Material for this task
+++++

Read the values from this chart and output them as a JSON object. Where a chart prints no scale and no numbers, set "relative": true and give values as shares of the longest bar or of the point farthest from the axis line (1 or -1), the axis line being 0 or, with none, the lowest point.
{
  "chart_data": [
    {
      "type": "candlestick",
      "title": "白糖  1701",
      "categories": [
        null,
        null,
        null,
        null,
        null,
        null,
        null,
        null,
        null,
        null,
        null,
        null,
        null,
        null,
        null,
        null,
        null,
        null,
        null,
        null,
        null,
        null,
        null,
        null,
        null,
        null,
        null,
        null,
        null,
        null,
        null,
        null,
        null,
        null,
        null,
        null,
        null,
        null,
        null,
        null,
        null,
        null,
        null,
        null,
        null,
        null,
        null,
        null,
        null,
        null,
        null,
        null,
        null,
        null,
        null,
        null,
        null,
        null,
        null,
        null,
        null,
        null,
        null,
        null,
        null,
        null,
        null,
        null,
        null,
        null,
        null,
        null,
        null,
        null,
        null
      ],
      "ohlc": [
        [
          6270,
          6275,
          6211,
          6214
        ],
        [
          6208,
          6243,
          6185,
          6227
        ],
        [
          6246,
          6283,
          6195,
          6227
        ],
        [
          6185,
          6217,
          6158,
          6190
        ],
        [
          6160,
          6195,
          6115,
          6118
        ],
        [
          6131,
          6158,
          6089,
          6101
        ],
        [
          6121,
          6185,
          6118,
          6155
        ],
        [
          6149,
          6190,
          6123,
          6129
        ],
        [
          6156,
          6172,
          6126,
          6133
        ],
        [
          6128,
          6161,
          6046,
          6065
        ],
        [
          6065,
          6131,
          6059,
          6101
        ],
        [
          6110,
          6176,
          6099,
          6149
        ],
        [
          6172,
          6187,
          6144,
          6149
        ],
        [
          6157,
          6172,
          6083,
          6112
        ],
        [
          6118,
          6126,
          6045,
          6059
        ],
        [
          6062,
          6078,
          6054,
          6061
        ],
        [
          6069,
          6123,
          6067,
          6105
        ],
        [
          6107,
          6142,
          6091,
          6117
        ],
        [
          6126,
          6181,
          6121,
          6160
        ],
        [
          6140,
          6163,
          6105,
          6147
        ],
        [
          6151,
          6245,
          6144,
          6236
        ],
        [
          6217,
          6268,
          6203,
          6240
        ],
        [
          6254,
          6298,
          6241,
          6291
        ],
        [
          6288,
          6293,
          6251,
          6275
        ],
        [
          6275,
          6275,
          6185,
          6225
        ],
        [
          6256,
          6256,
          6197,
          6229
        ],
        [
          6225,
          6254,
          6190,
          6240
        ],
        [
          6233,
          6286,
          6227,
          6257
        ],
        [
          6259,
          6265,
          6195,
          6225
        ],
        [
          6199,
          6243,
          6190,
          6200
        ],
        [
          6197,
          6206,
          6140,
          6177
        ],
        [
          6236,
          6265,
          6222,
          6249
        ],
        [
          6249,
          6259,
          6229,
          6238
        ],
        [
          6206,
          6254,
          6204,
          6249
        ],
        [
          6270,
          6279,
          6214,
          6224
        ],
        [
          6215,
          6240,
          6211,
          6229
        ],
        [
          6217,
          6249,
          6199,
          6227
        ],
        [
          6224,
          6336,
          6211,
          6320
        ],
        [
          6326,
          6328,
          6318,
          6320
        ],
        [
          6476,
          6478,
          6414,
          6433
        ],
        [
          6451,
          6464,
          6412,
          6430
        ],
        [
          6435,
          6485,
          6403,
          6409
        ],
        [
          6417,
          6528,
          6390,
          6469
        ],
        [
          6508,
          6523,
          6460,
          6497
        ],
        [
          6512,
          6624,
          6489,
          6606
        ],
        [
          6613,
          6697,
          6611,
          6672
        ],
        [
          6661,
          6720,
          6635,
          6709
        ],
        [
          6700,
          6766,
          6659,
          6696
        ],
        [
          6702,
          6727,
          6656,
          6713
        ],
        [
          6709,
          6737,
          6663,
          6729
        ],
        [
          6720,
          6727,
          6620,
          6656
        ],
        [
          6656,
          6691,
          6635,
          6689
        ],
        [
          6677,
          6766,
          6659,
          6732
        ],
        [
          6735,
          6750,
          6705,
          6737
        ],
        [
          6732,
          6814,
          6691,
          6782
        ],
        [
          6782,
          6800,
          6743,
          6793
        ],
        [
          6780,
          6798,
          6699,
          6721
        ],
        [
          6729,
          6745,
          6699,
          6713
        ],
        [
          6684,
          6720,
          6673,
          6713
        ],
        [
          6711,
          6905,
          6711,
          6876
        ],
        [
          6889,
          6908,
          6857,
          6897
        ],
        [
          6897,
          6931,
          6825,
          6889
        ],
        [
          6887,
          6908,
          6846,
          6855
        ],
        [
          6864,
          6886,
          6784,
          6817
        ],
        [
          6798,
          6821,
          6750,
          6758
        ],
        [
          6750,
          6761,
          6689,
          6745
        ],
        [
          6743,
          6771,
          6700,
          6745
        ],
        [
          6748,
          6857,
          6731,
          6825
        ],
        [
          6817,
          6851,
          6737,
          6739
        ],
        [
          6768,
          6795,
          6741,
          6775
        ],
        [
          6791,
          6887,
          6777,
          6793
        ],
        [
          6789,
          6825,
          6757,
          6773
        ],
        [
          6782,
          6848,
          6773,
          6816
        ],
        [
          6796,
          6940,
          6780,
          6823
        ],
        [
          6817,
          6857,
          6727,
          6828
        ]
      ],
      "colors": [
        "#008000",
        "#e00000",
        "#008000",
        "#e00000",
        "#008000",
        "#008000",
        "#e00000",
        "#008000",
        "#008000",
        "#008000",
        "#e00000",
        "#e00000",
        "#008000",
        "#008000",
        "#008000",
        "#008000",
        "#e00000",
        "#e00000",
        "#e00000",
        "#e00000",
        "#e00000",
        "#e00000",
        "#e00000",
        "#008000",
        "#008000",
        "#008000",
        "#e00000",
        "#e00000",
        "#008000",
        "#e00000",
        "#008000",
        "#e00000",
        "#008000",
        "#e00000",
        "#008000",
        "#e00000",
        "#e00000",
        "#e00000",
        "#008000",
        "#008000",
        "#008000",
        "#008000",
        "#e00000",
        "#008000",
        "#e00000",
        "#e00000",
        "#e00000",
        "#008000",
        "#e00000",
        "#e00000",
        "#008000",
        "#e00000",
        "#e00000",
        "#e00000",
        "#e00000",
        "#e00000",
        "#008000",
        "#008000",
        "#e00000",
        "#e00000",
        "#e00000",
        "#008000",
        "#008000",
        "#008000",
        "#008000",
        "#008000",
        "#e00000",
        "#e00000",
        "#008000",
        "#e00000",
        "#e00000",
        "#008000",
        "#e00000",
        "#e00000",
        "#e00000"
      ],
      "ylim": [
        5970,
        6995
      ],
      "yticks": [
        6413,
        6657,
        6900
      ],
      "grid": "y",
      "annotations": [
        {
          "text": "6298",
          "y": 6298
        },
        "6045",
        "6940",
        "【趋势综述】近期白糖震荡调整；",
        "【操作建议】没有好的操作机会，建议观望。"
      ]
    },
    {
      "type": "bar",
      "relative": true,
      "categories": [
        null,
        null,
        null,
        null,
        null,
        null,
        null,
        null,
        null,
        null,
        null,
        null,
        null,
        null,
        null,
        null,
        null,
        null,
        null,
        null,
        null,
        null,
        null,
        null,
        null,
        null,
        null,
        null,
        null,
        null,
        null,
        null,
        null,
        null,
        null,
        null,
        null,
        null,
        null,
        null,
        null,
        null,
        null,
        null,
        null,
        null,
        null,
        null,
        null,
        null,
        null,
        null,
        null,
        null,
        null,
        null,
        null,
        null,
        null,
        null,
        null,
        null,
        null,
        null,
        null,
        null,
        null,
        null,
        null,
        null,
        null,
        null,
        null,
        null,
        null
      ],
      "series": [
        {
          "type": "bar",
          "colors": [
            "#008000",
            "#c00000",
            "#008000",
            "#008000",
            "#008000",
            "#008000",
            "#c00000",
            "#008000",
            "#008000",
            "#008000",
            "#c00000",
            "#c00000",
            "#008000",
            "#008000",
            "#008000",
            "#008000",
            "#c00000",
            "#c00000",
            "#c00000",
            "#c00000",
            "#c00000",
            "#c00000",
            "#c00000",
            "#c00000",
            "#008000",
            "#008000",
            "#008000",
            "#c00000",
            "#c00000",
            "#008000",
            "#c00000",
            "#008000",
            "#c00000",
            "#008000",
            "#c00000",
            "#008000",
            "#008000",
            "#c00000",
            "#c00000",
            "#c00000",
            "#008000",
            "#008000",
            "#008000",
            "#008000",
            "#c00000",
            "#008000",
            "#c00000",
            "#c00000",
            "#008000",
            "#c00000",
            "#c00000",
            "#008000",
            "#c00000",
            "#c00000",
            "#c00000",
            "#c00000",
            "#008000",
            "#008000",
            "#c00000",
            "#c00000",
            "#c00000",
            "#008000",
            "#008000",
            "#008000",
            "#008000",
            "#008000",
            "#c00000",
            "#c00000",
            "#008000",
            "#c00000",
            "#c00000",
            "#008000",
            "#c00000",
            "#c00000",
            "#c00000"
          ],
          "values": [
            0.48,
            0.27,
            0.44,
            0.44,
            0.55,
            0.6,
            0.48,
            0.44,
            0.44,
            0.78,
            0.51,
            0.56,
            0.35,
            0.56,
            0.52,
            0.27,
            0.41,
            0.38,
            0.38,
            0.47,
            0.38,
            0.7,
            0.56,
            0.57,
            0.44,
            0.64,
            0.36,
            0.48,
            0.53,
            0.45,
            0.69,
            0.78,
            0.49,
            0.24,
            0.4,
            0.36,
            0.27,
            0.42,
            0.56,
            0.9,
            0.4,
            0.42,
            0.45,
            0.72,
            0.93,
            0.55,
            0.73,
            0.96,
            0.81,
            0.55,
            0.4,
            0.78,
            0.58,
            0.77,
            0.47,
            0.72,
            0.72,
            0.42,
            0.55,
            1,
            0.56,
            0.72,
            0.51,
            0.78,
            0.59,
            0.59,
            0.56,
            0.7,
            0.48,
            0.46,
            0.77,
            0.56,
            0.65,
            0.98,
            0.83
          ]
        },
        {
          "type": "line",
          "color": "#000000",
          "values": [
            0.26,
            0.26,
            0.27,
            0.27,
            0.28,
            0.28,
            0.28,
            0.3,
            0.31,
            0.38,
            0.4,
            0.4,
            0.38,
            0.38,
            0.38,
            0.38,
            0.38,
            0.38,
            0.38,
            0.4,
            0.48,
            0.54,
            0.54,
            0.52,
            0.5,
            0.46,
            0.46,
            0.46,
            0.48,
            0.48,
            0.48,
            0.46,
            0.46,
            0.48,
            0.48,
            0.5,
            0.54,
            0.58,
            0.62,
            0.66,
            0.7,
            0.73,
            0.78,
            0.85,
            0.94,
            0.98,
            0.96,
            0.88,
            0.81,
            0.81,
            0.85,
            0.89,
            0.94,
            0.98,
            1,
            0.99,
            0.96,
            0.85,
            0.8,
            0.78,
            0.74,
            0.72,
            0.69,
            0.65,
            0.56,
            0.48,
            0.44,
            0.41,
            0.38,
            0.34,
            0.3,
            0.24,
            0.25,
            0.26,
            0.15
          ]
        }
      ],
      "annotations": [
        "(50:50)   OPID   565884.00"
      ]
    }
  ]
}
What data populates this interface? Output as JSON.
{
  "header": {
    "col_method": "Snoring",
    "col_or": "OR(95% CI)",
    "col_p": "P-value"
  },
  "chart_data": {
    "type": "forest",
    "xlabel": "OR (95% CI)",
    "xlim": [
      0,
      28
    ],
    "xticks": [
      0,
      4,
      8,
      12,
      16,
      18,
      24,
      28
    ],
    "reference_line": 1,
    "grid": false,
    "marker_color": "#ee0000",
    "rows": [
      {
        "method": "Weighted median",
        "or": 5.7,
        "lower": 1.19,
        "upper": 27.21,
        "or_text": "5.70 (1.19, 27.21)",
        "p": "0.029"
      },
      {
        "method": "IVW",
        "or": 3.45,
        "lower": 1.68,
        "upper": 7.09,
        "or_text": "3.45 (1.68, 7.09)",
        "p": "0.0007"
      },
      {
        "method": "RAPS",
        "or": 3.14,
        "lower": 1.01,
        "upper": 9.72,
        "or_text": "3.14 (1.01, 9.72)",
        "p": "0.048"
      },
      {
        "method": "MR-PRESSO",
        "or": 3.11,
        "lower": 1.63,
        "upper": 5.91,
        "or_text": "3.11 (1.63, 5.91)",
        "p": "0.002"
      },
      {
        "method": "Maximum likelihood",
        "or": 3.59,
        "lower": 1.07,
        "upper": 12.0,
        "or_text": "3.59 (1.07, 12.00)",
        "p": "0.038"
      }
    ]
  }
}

+++++

Instructions to follow
In the listing above, find the line containing "What data populates" and please quote exactly that line through the last one, and no other lines.

Answer
What data populates this interface? Output as JSON.
{
  "header": {
    "col_method": "Snoring",
    "col_or": "OR(95% CI)",
    "col_p": "P-value"
  },
  "chart_data": {
    "type": "forest",
    "xlabel": "OR (95% CI)",
    "xlim": [
      0,
      28
    ],
    "xticks": [
      0,
      4,
      8,
      12,
      16,
      18,
      24,
      28
    ],
    "reference_line": 1,
    "grid": false,
    "marker_color": "#ee0000",
    "rows": [
      {
        "method": "Weighted median",
        "or": 5.7,
        "lower": 1.19,
        "upper": 27.21,
        "or_text": "5.70 (1.19, 27.21)",
        "p": "0.029"
      },
      {
        "method": "IVW",
        "or": 3.45,
        "lower": 1.68,
        "upper": 7.09,
        "or_text": "3.45 (1.68, 7.09)",
        "p": "0.0007"
      },
      {
        "method": "RAPS",
        "or": 3.14,
        "lower": 1.01,
        "upper": 9.72,
        "or_text": "3.14 (1.01, 9.72)",
        "p": "0.048"
      },
      {
        "method": "MR-PRESSO",
        "or": 3.11,
        "lower": 1.63,
        "upper": 5.91,
        "or_text": "3.11 (1.63, 5.91)",
        "p": "0.002"
      },
      {
        "method": "Maximum likelihood",
        "or": 3.59,
        "lower": 1.07,
        "upper": 12.0,
        "or_text": "3.59 (1.07, 12.00)",
        "p": "0.038"
      }
    ]
  }
}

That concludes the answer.